**Dataset records**

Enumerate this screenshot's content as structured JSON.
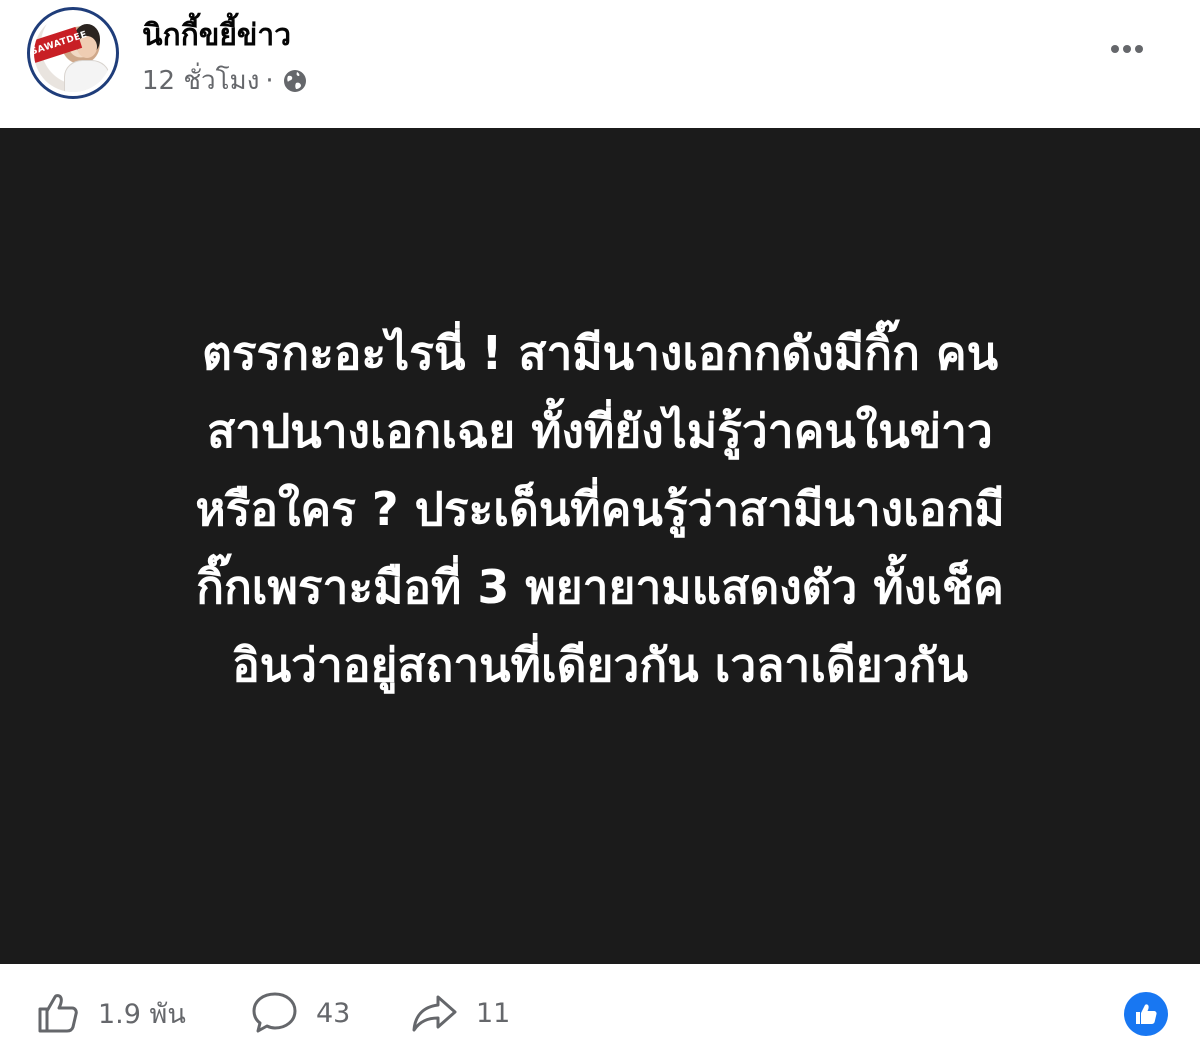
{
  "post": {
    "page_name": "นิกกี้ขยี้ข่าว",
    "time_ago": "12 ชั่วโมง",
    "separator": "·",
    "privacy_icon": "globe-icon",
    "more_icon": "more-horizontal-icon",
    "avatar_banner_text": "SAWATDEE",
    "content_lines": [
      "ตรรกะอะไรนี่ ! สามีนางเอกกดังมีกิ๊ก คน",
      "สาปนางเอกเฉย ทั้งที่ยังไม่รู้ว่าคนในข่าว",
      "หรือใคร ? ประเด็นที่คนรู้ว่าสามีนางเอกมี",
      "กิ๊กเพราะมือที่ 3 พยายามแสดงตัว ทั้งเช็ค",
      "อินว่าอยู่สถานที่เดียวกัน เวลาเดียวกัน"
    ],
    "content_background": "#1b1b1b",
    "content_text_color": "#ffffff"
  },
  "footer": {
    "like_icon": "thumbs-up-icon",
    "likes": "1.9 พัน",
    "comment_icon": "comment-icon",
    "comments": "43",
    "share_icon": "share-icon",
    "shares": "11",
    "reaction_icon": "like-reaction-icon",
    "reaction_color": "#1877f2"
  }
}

**Given task**
Could you repeat all of the material exactly? Pictures should not be copied.

**Final answer**
Enumerate this screenshot's content as structured JSON.
{
  "post": {
    "page_name": "นิกกี้ขยี้ข่าว",
    "time_ago": "12 ชั่วโมง",
    "separator": "·",
    "privacy_icon": "globe-icon",
    "more_icon": "more-horizontal-icon",
    "avatar_banner_text": "SAWATDEE",
    "content_lines": [
      "ตรรกะอะไรนี่ ! สามีนางเอกกดังมีกิ๊ก คน",
      "สาปนางเอกเฉย ทั้งที่ยังไม่รู้ว่าคนในข่าว",
      "หรือใคร ? ประเด็นที่คนรู้ว่าสามีนางเอกมี",
      "กิ๊กเพราะมือที่ 3 พยายามแสดงตัว ทั้งเช็ค",
      "อินว่าอยู่สถานที่เดียวกัน เวลาเดียวกัน"
    ],
    "content_background": "#1b1b1b",
    "content_text_color": "#ffffff"
  },
  "footer": {
    "like_icon": "thumbs-up-icon",
    "likes": "1.9 พัน",
    "comment_icon": "comment-icon",
    "comments": "43",
    "share_icon": "share-icon",
    "shares": "11",
    "reaction_icon": "like-reaction-icon",
    "reaction_color": "#1877f2"
  }
}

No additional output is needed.